WORK TO BE COMPLETED.
Exact repetition of every entry is required.

* Begin *

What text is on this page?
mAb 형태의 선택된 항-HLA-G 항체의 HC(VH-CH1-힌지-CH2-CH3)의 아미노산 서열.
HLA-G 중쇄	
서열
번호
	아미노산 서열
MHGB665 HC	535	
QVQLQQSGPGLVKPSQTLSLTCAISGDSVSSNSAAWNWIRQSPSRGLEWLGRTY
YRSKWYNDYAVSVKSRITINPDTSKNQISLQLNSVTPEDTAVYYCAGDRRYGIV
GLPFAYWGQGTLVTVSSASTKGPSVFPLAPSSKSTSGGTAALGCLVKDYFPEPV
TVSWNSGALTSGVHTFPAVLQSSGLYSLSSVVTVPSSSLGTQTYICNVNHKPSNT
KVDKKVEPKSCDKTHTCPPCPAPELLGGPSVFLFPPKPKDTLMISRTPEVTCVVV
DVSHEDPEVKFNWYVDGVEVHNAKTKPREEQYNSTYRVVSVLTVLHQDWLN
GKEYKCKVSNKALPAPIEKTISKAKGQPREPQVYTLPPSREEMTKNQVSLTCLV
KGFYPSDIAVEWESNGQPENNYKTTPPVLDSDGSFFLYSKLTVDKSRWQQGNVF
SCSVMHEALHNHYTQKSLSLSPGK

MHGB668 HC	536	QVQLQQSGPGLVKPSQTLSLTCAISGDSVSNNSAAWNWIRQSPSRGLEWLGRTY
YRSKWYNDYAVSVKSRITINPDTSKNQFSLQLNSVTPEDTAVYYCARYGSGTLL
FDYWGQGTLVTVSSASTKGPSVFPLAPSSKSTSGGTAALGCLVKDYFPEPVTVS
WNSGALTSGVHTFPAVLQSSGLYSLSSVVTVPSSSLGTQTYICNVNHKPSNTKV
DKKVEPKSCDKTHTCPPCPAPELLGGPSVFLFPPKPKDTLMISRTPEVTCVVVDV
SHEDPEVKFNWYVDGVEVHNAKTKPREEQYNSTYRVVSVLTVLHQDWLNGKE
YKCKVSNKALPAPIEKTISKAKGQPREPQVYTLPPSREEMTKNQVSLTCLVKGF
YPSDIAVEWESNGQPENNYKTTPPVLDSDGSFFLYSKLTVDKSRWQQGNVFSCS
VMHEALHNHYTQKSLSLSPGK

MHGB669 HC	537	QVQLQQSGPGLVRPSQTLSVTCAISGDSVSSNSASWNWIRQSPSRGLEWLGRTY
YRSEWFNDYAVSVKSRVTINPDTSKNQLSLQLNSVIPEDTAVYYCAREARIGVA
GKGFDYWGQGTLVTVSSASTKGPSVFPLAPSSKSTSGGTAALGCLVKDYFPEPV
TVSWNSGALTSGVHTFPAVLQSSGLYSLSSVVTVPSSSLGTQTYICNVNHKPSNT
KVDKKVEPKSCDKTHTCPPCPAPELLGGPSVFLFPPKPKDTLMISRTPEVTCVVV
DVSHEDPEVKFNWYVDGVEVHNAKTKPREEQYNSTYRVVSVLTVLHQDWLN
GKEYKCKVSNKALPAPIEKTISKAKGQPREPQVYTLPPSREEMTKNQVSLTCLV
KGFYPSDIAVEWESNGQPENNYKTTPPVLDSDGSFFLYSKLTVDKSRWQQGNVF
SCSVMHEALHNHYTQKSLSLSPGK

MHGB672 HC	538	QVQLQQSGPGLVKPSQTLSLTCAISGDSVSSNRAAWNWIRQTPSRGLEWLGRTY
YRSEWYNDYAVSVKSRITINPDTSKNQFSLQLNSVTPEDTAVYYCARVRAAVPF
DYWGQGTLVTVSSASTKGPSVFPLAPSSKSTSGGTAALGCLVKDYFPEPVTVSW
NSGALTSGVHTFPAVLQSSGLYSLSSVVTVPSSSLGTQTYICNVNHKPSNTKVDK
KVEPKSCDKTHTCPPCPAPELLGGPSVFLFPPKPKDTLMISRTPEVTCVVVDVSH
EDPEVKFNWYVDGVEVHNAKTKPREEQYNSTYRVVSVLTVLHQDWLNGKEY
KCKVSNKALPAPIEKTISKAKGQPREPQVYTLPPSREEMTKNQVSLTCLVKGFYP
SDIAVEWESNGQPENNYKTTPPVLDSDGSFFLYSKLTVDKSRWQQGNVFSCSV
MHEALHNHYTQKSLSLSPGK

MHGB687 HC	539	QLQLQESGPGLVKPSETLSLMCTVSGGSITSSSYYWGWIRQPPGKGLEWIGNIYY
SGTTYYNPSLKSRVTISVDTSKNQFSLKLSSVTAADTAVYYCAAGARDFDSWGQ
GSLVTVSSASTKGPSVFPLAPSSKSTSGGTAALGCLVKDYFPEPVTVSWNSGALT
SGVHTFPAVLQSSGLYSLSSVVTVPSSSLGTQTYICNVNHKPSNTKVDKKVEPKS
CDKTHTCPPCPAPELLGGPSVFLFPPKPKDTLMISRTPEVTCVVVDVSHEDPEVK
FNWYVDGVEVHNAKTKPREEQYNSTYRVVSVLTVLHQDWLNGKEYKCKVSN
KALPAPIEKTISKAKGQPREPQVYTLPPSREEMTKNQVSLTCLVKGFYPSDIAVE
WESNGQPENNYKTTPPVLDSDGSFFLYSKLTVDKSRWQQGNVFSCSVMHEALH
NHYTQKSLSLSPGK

* End *

OUTPUT FOR THIS TASK.
What text is on this page?
mAb 형태의 선택된 항-HLA-G 항체의 HC(VH-CH1-힌지-CH2-CH3)의 아미노산 서열.
HLA-G 중쇄	
서열
번호
	아미노산 서열
MHGB665 HC	535	
QVQLQQSGPGLVKPSQTLSLTCAISGDSVSSNSAAWNWIRQSPSRGLEWLGRTY
YRSKWYNDYAVSVKSRITINPDTSKNQISLQLNSVTPEDTAVYYCAGDRRYGIV
GLPFAYWGQGTLVTVSSASTKGPSVFPLAPSSKSTSGGTAALGCLVKDYFPEPV
TVSWNSGALTSGVHTFPAVLQSSGLYSLSSVVTVPSSSLGTQTYICNVNHKPSNT
KVDKKVEPKSCDKTHTCPPCPAPELLGGPSVFLFPPKPKDTLMISRTPEVTCVVV
DVSHEDPEVKFNWYVDGVEVHNAKTKPREEQYNSTYRVVSVLTVLHQDWLN
GKEYKCKVSNKALPAPIEKTISKAKGQPREPQVYTLPPSREEMTKNQVSLTCLV
KGFYPSDIAVEWESNGQPENNYKTTPPVLDSDGSFFLYSKLTVDKSRWQQGNVF
SCSVMHEALHNHYTQKSLSLSPGK

MHGB668 HC	536	QVQLQQSGPGLVKPSQTLSLTCAISGDSVSNNSAAWNWIRQSPSRGLEWLGRTY
YRSKWYNDYAVSVKSRITINPDTSKNQFSLQLNSVTPEDTAVYYCARYGSGTLL
FDYWGQGTLVTVSSASTKGPSVFPLAPSSKSTSGGTAALGCLVKDYFPEPVTVS
WNSGALTSGVHTFPAVLQSSGLYSLSSVVTVPSSSLGTQTYICNVNHKPSNTKV
DKKVEPKSCDKTHTCPPCPAPELLGGPSVFLFPPKPKDTLMISRTPEVTCVVVDV
SHEDPEVKFNWYVDGVEVHNAKTKPREEQYNSTYRVVSVLTVLHQDWLNGKE
YKCKVSNKALPAPIEKTISKAKGQPREPQVYTLPPSREEMTKNQVSLTCLVKGF
YPSDIAVEWESNGQPENNYKTTPPVLDSDGSFFLYSKLTVDKSRWQQGNVFSCS
VMHEALHNHYTQKSLSLSPGK

MHGB669 HC	537	QVQLQQSGPGLVRPSQTLSVTCAISGDSVSSNSASWNWIRQSPSRGLEWLGRTY
YRSEWFNDYAVSVKSRVTINPDTSKNQLSLQLNSVIPEDTAVYYCAREARIGVA
GKGFDYWGQGTLVTVSSASTKGPSVFPLAPSSKSTSGGTAALGCLVKDYFPEPV
TVSWNSGALTSGVHTFPAVLQSSGLYSLSSVVTVPSSSLGTQTYICNVNHKPSNT
KVDKKVEPKSCDKTHTCPPCPAPELLGGPSVFLFPPKPKDTLMISRTPEVTCVVV
DVSHEDPEVKFNWYVDGVEVHNAKTKPREEQYNSTYRVVSVLTVLHQDWLN
GKEYKCKVSNKALPAPIEKTISKAKGQPREPQVYTLPPSREEMTKNQVSLTCLV
KGFYPSDIAVEWESNGQPENNYKTTPPVLDSDGSFFLYSKLTVDKSRWQQGNVF
SCSVMHEALHNHYTQKSLSLSPGK

MHGB672 HC	538	QVQLQQSGPGLVKPSQTLSLTCAISGDSVSSNRAAWNWIRQTPSRGLEWLGRTY
YRSEWYNDYAVSVKSRITINPDTSKNQFSLQLNSVTPEDTAVYYCARVRAAVPF
DYWGQGTLVTVSSASTKGPSVFPLAPSSKSTSGGTAALGCLVKDYFPEPVTVSW
NSGALTSGVHTFPAVLQSSGLYSLSSVVTVPSSSLGTQTYICNVNHKPSNTKVDK
KVEPKSCDKTHTCPPCPAPELLGGPSVFLFPPKPKDTLMISRTPEVTCVVVDVSH
EDPEVKFNWYVDGVEVHNAKTKPREEQYNSTYRVVSVLTVLHQDWLNGKEY
KCKVSNKALPAPIEKTISKAKGQPREPQVYTLPPSREEMTKNQVSLTCLVKGFYP
SDIAVEWESNGQPENNYKTTPPVLDSDGSFFLYSKLTVDKSRWQQGNVFSCSV
MHEALHNHYTQKSLSLSPGK

MHGB687 HC	539	QLQLQESGPGLVKPSETLSLMCTVSGGSITSSSYYWGWIRQPPGKGLEWIGNIYY
SGTTYYNPSLKSRVTISVDTSKNQFSLKLSSVTAADTAVYYCAAGARDFDSWGQ
GSLVTVSSASTKGPSVFPLAPSSKSTSGGTAALGCLVKDYFPEPVTVSWNSGALT
SGVHTFPAVLQSSGLYSLSSVVTVPSSSLGTQTYICNVNHKPSNTKVDKKVEPKS
CDKTHTCPPCPAPELLGGPSVFLFPPKPKDTLMISRTPEVTCVVVDVSHEDPEVK
FNWYVDGVEVHNAKTKPREEQYNSTYRVVSVLTVLHQDWLNGKEYKCKVSN
KALPAPIEKTISKAKGQPREPQVYTLPPSREEMTKNQVSLTCLVKGFYPSDIAVE
WESNGQPENNYKTTPPVLDSDGSFFLYSKLTVDKSRWQQGNVFSCSVMHEALH
NHYTQKSLSLSPGK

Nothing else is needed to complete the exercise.